* TO DO *
All the records that follow need to be reproduced exactly. Omit the images.
## Begin DATA LINES
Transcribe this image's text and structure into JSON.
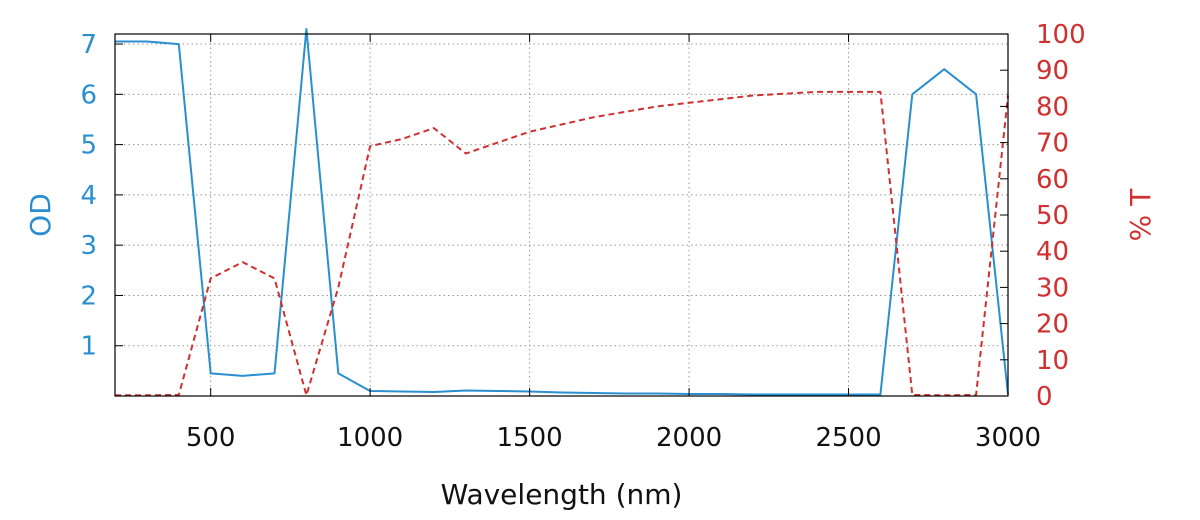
{
  "chart_data": {
    "type": "line",
    "title": "",
    "xlabel": "Wavelength (nm)",
    "ylabel": "OD",
    "y2label": "% T",
    "xlim": [
      200,
      3000
    ],
    "ylim": [
      0,
      7.2
    ],
    "y2lim": [
      0,
      100
    ],
    "x_ticks": [
      500,
      1000,
      1500,
      2000,
      2500,
      3000
    ],
    "y_ticks": [
      1,
      2,
      3,
      4,
      5,
      6,
      7
    ],
    "y2_ticks": [
      0,
      10,
      20,
      30,
      40,
      50,
      60,
      70,
      80,
      90,
      100
    ],
    "grid": true,
    "colors": {
      "od": "#2a8fd0",
      "t": "#d03030"
    },
    "series": [
      {
        "axis": "left",
        "style": "solid",
        "x": [
          200,
          300,
          400,
          500,
          600,
          700,
          800,
          900,
          1000,
          1100,
          1200,
          1300,
          1400,
          1500,
          1600,
          1700,
          1800,
          1900,
          2000,
          2100,
          2200,
          2300,
          2400,
          2500,
          2600,
          2700,
          2800,
          2900,
          3000
        ],
        "values": [
          7.05,
          7.05,
          7.0,
          0.45,
          0.4,
          0.45,
          7.3,
          0.45,
          0.1,
          0.09,
          0.08,
          0.11,
          0.1,
          0.09,
          0.07,
          0.06,
          0.05,
          0.05,
          0.04,
          0.04,
          0.03,
          0.03,
          0.03,
          0.03,
          0.03,
          6.0,
          6.5,
          6.0,
          0.03
        ]
      },
      {
        "axis": "right",
        "style": "dashed",
        "x": [
          200,
          300,
          400,
          500,
          600,
          700,
          800,
          900,
          1000,
          1100,
          1200,
          1300,
          1400,
          1500,
          1600,
          1700,
          1800,
          1900,
          2000,
          2100,
          2200,
          2300,
          2400,
          2500,
          2600,
          2700,
          2800,
          2900,
          3000
        ],
        "values": [
          0.2,
          0.2,
          0.3,
          32.5,
          37,
          32.5,
          0.2,
          30,
          69,
          71,
          74,
          67,
          70,
          73,
          75,
          77,
          78.5,
          80,
          81,
          82,
          83,
          83.5,
          84,
          84,
          84,
          0.3,
          0.2,
          0.3,
          83
        ]
      }
    ]
  }
}
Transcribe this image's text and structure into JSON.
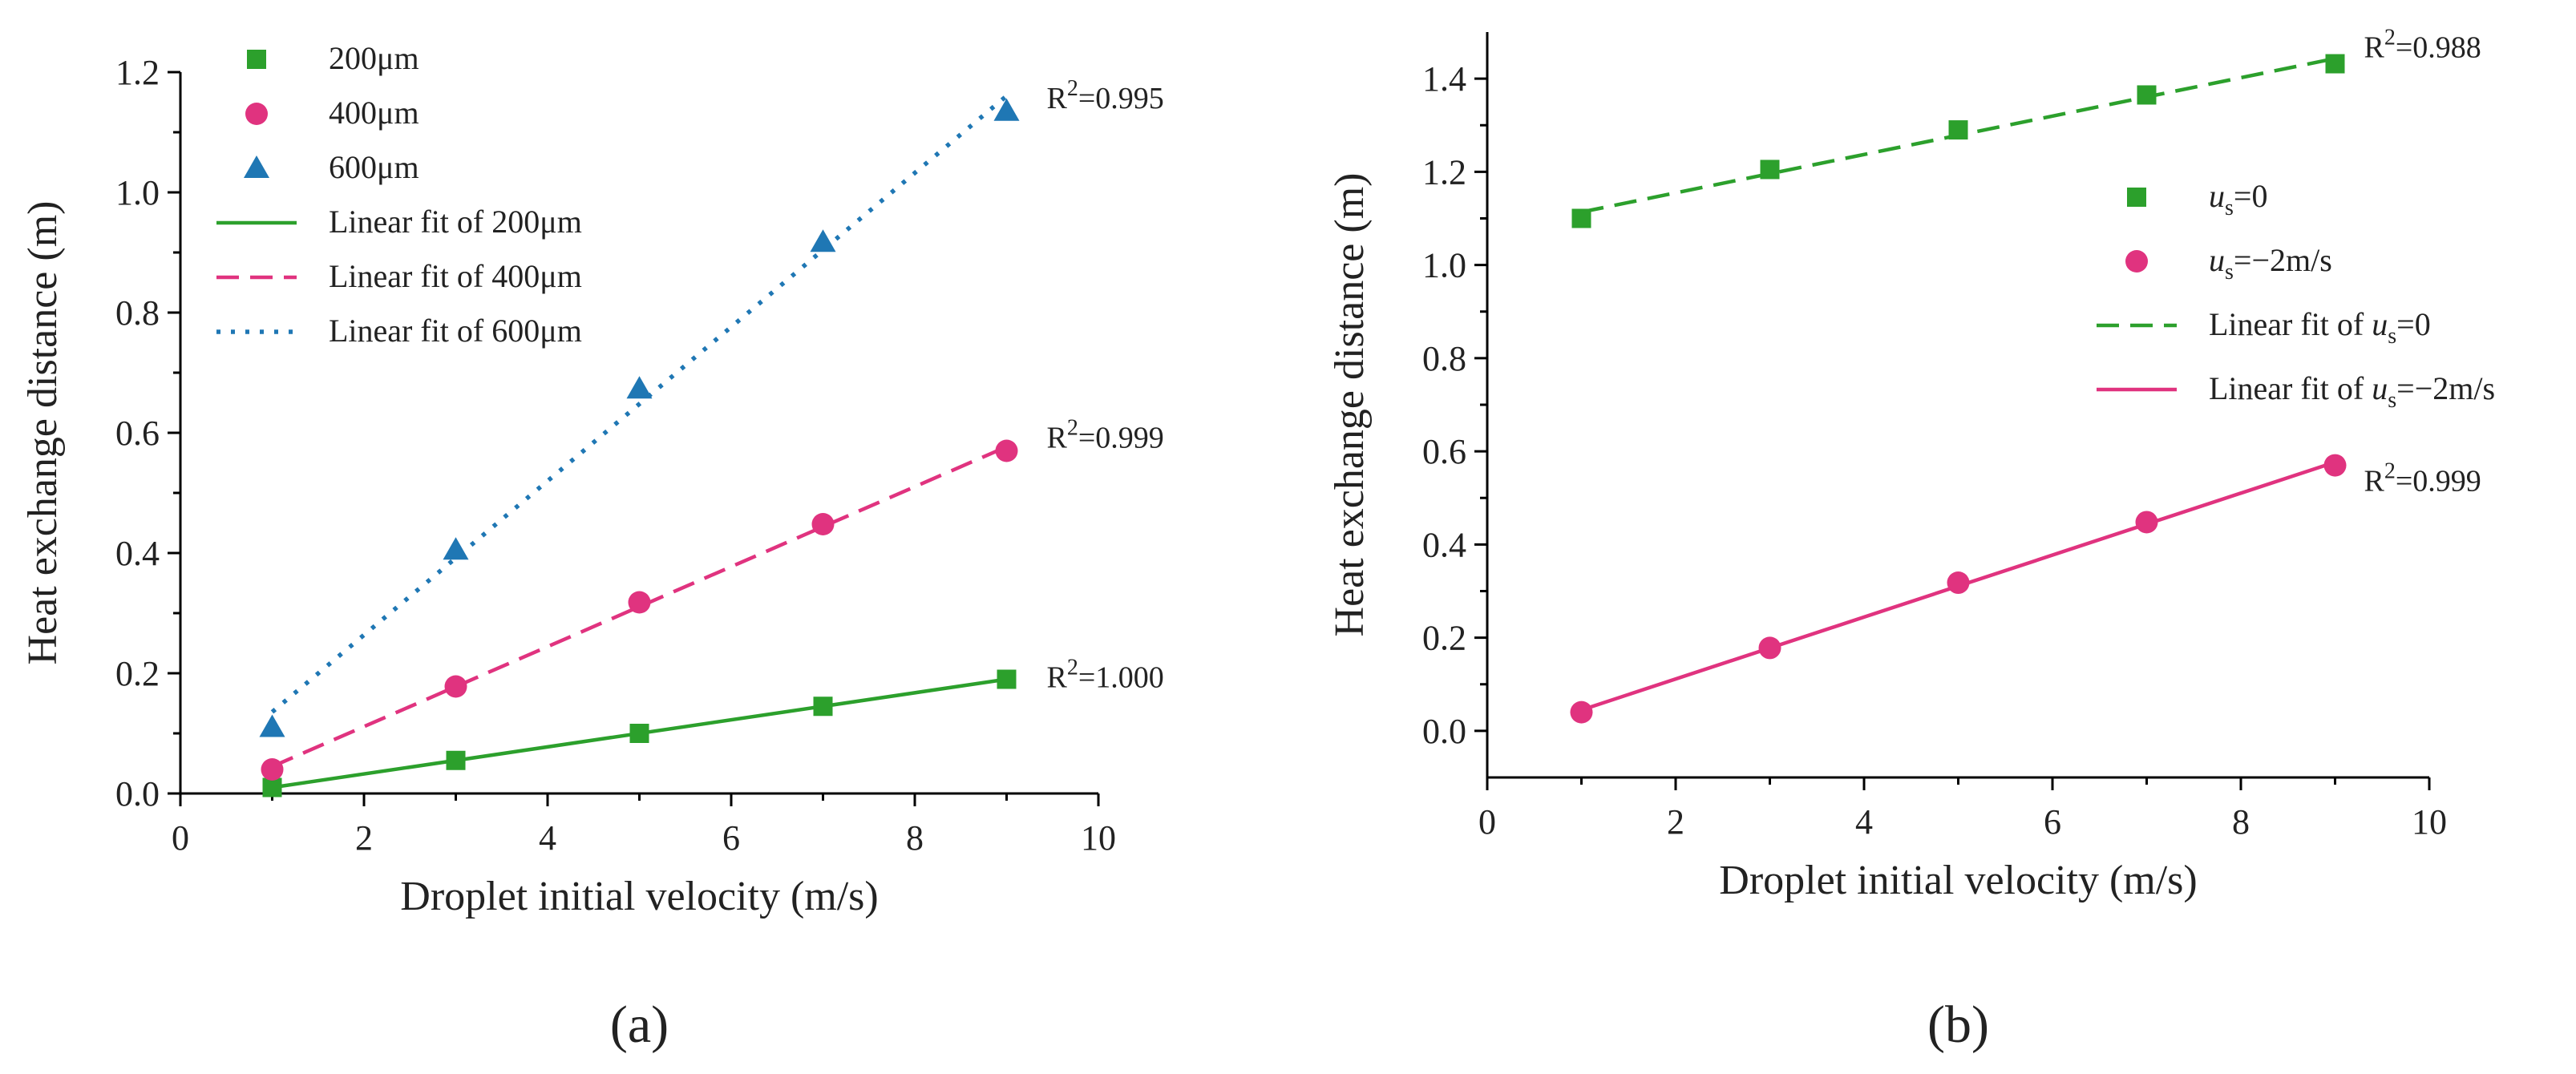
{
  "chart_data": [
    {
      "type": "scatter",
      "panel_label": "(a)",
      "xlabel": "Droplet initial velocity (m/s)",
      "ylabel": "Heat exchange distance (m)",
      "xlim": [
        0,
        10
      ],
      "ylim": [
        0,
        1.2
      ],
      "x_ticks": [
        0,
        2,
        4,
        6,
        8,
        10
      ],
      "x_tick_labels": [
        "0",
        "2",
        "4",
        "6",
        "8",
        "10"
      ],
      "y_ticks": [
        0,
        0.2,
        0.4,
        0.6,
        0.8,
        1.0,
        1.2
      ],
      "y_tick_labels": [
        "0.0",
        "0.2",
        "0.4",
        "0.6",
        "0.8",
        "1.0",
        "1.2"
      ],
      "legend_position": "top-left",
      "series": [
        {
          "name": "200μm",
          "marker": "square",
          "color": "#2ca02c",
          "x": [
            1,
            3,
            5,
            7,
            9
          ],
          "values": [
            0.01,
            0.055,
            0.1,
            0.145,
            0.19
          ],
          "fit_name": "Linear fit of 200μm",
          "fit_style": "solid",
          "fit_color": "#2ca02c",
          "r2_label": "R²=1.000"
        },
        {
          "name": "400μm",
          "marker": "circle",
          "color": "#e0337f",
          "x": [
            1,
            3,
            5,
            7,
            9
          ],
          "values": [
            0.04,
            0.178,
            0.318,
            0.448,
            0.57
          ],
          "fit_name": "Linear fit of 400μm",
          "fit_style": "dashed",
          "fit_color": "#e0337f",
          "r2_label": "R²=0.999"
        },
        {
          "name": "600μm",
          "marker": "triangle",
          "color": "#1f77b4",
          "x": [
            1,
            3,
            5,
            7,
            9
          ],
          "values": [
            0.11,
            0.405,
            0.673,
            0.917,
            1.135
          ],
          "fit_name": "Linear fit of 600μm",
          "fit_style": "dotted",
          "fit_color": "#1f77b4",
          "r2_label": "R²=0.995"
        }
      ]
    },
    {
      "type": "scatter",
      "panel_label": "(b)",
      "xlabel": "Droplet initial velocity (m/s)",
      "ylabel": "Heat exchange distance (m)",
      "xlim": [
        0,
        10
      ],
      "ylim": [
        -0.1,
        1.5
      ],
      "x_ticks": [
        0,
        2,
        4,
        6,
        8,
        10
      ],
      "x_tick_labels": [
        "0",
        "2",
        "4",
        "6",
        "8",
        "10"
      ],
      "y_ticks": [
        0,
        0.2,
        0.4,
        0.6,
        0.8,
        1.0,
        1.2,
        1.4
      ],
      "y_tick_labels": [
        "0.0",
        "0.2",
        "0.4",
        "0.6",
        "0.8",
        "1.0",
        "1.2",
        "1.4"
      ],
      "legend_position": "center-right",
      "series": [
        {
          "name": "us=0",
          "marker": "square",
          "color": "#2ca02c",
          "x": [
            1,
            3,
            5,
            7,
            9
          ],
          "values": [
            1.1,
            1.205,
            1.29,
            1.365,
            1.432
          ],
          "fit_name": "Linear fit of us=0",
          "fit_style": "dashed",
          "fit_color": "#2ca02c",
          "r2_label": "R²=0.988"
        },
        {
          "name": "us=−2m/s",
          "marker": "circle",
          "color": "#e0337f",
          "x": [
            1,
            3,
            5,
            7,
            9
          ],
          "values": [
            0.04,
            0.178,
            0.318,
            0.448,
            0.57
          ],
          "fit_name": "Linear fit of us=−2m/s",
          "fit_style": "solid",
          "fit_color": "#e0337f",
          "r2_label": "R²=0.999"
        }
      ]
    }
  ]
}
## End DATA LINES
* EXERCISE RESULT *
Transcribe this image's text and structure into JSON.
{
  "chart_data": {
    "type": "line",
    "title": "",
    "xlabel": "Wavelength (nm)",
    "ylabel": "OD",
    "y2label": "% T",
    "xlim": [
      200,
      3000
    ],
    "ylim": [
      0,
      7.2
    ],
    "y2lim": [
      0,
      100
    ],
    "x_ticks": [
      500,
      1000,
      1500,
      2000,
      2500,
      3000
    ],
    "y_ticks": [
      1,
      2,
      3,
      4,
      5,
      6,
      7
    ],
    "y2_ticks": [
      0,
      10,
      20,
      30,
      40,
      50,
      60,
      70,
      80,
      90,
      100
    ],
    "grid": true,
    "colors": {
      "od": "#2a8fd0",
      "t": "#d03030"
    },
    "series": [
      {
        "axis": "left",
        "style": "solid",
        "x": [
          200,
          300,
          400,
          500,
          600,
          700,
          800,
          900,
          1000,
          1100,
          1200,
          1300,
          1400,
          1500,
          1600,
          1700,
          1800,
          1900,
          2000,
          2100,
          2200,
          2300,
          2400,
          2500,
          2600,
          2700,
          2800,
          2900,
          3000
        ],
        "values": [
          7.05,
          7.05,
          7.0,
          0.45,
          0.4,
          0.45,
          7.3,
          0.45,
          0.1,
          0.09,
          0.08,
          0.11,
          0.1,
          0.09,
          0.07,
          0.06,
          0.05,
          0.05,
          0.04,
          0.04,
          0.03,
          0.03,
          0.03,
          0.03,
          0.03,
          6.0,
          6.5,
          6.0,
          0.03
        ]
      },
      {
        "axis": "right",
        "style": "dashed",
        "x": [
          200,
          300,
          400,
          500,
          600,
          700,
          800,
          900,
          1000,
          1100,
          1200,
          1300,
          1400,
          1500,
          1600,
          1700,
          1800,
          1900,
          2000,
          2100,
          2200,
          2300,
          2400,
          2500,
          2600,
          2700,
          2800,
          2900,
          3000
        ],
        "values": [
          0.2,
          0.2,
          0.3,
          32.5,
          37,
          32.5,
          0.2,
          30,
          69,
          71,
          74,
          67,
          70,
          73,
          75,
          77,
          78.5,
          80,
          81,
          82,
          83,
          83.5,
          84,
          84,
          84,
          0.3,
          0.2,
          0.3,
          83
        ]
      }
    ]
  }
}
Transcribe this image's text and structure into JSON.
{
  "chart_data": [
    {
      "type": "scatter",
      "panel_label": "(a)",
      "xlabel": "Droplet initial velocity (m/s)",
      "ylabel": "Heat exchange distance (m)",
      "xlim": [
        0,
        10
      ],
      "ylim": [
        0,
        1.2
      ],
      "x_ticks": [
        0,
        2,
        4,
        6,
        8,
        10
      ],
      "x_tick_labels": [
        "0",
        "2",
        "4",
        "6",
        "8",
        "10"
      ],
      "y_ticks": [
        0,
        0.2,
        0.4,
        0.6,
        0.8,
        1.0,
        1.2
      ],
      "y_tick_labels": [
        "0.0",
        "0.2",
        "0.4",
        "0.6",
        "0.8",
        "1.0",
        "1.2"
      ],
      "legend_position": "top-left",
      "series": [
        {
          "name": "200μm",
          "marker": "square",
          "color": "#2ca02c",
          "x": [
            1,
            3,
            5,
            7,
            9
          ],
          "values": [
            0.01,
            0.055,
            0.1,
            0.145,
            0.19
          ],
          "fit_name": "Linear fit of 200μm",
          "fit_style": "solid",
          "fit_color": "#2ca02c",
          "r2_label": "R²=1.000"
        },
        {
          "name": "400μm",
          "marker": "circle",
          "color": "#e0337f",
          "x": [
            1,
            3,
            5,
            7,
            9
          ],
          "values": [
            0.04,
            0.178,
            0.318,
            0.448,
            0.57
          ],
          "fit_name": "Linear fit of 400μm",
          "fit_style": "dashed",
          "fit_color": "#e0337f",
          "r2_label": "R²=0.999"
        },
        {
          "name": "600μm",
          "marker": "triangle",
          "color": "#1f77b4",
          "x": [
            1,
            3,
            5,
            7,
            9
          ],
          "values": [
            0.11,
            0.405,
            0.673,
            0.917,
            1.135
          ],
          "fit_name": "Linear fit of 600μm",
          "fit_style": "dotted",
          "fit_color": "#1f77b4",
          "r2_label": "R²=0.995"
        }
      ]
    },
    {
      "type": "scatter",
      "panel_label": "(b)",
      "xlabel": "Droplet initial velocity (m/s)",
      "ylabel": "Heat exchange distance (m)",
      "xlim": [
        0,
        10
      ],
      "ylim": [
        -0.1,
        1.5
      ],
      "x_ticks": [
        0,
        2,
        4,
        6,
        8,
        10
      ],
      "x_tick_labels": [
        "0",
        "2",
        "4",
        "6",
        "8",
        "10"
      ],
      "y_ticks": [
        0,
        0.2,
        0.4,
        0.6,
        0.8,
        1.0,
        1.2,
        1.4
      ],
      "y_tick_labels": [
        "0.0",
        "0.2",
        "0.4",
        "0.6",
        "0.8",
        "1.0",
        "1.2",
        "1.4"
      ],
      "legend_position": "center-right",
      "series": [
        {
          "name": "us=0",
          "marker": "square",
          "color": "#2ca02c",
          "x": [
            1,
            3,
            5,
            7,
            9
          ],
          "values": [
            1.1,
            1.205,
            1.29,
            1.365,
            1.432
          ],
          "fit_name": "Linear fit of us=0",
          "fit_style": "dashed",
          "fit_color": "#2ca02c",
          "r2_label": "R²=0.988"
        },
        {
          "name": "us=−2m/s",
          "marker": "circle",
          "color": "#e0337f",
          "x": [
            1,
            3,
            5,
            7,
            9
          ],
          "values": [
            0.04,
            0.178,
            0.318,
            0.448,
            0.57
          ],
          "fit_name": "Linear fit of us=−2m/s",
          "fit_style": "solid",
          "fit_color": "#e0337f",
          "r2_label": "R²=0.999"
        }
      ]
    }
  ]
}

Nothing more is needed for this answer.